» **WHAT THIS TASK INVOLVES**
Lift every line from the entries that includes the word "title".

» **RECORD EXTRACTS**
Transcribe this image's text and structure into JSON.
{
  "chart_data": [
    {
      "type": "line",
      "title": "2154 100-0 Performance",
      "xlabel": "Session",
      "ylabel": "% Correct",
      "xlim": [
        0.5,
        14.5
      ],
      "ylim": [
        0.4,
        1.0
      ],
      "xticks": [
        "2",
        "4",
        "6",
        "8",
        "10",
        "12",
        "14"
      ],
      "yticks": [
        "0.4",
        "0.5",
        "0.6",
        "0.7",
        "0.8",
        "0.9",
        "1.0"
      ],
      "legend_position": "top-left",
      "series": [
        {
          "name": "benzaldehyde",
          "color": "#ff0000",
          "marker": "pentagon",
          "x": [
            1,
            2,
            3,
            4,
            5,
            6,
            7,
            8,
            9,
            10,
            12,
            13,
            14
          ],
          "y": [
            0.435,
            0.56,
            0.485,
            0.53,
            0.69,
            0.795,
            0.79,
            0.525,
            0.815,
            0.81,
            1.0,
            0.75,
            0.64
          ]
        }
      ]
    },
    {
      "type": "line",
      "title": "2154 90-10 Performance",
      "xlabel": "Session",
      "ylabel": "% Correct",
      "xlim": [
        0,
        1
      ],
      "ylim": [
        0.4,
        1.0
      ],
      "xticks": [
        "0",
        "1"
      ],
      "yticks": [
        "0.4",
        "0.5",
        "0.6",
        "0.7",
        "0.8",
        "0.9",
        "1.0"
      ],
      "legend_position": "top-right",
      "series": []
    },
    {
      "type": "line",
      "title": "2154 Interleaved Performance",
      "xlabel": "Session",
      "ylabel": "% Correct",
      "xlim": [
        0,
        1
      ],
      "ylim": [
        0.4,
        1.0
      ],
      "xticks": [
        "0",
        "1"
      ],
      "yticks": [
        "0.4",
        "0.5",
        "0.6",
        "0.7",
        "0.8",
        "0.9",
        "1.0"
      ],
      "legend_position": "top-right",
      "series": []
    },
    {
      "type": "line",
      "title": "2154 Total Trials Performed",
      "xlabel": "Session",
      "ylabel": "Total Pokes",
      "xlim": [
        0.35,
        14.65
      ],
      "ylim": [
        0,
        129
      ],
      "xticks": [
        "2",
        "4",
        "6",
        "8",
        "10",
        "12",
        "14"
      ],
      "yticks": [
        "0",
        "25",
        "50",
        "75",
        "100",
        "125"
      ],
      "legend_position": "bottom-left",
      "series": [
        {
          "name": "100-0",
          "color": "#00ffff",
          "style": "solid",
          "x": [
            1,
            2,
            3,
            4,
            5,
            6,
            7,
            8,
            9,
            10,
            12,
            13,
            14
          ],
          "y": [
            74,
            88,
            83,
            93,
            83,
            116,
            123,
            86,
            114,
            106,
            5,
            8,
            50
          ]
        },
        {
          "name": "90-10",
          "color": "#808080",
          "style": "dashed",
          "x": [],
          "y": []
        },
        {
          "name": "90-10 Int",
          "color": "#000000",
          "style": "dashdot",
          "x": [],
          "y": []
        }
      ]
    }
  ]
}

» **RESULT FOR THIS EXERCISE**
      "title": "2154 100-0 Performance",
      "title": "2154 90-10 Performance",
      "title": "2154 Interleaved Performance",
      "title": "2154 Total Trials Performed",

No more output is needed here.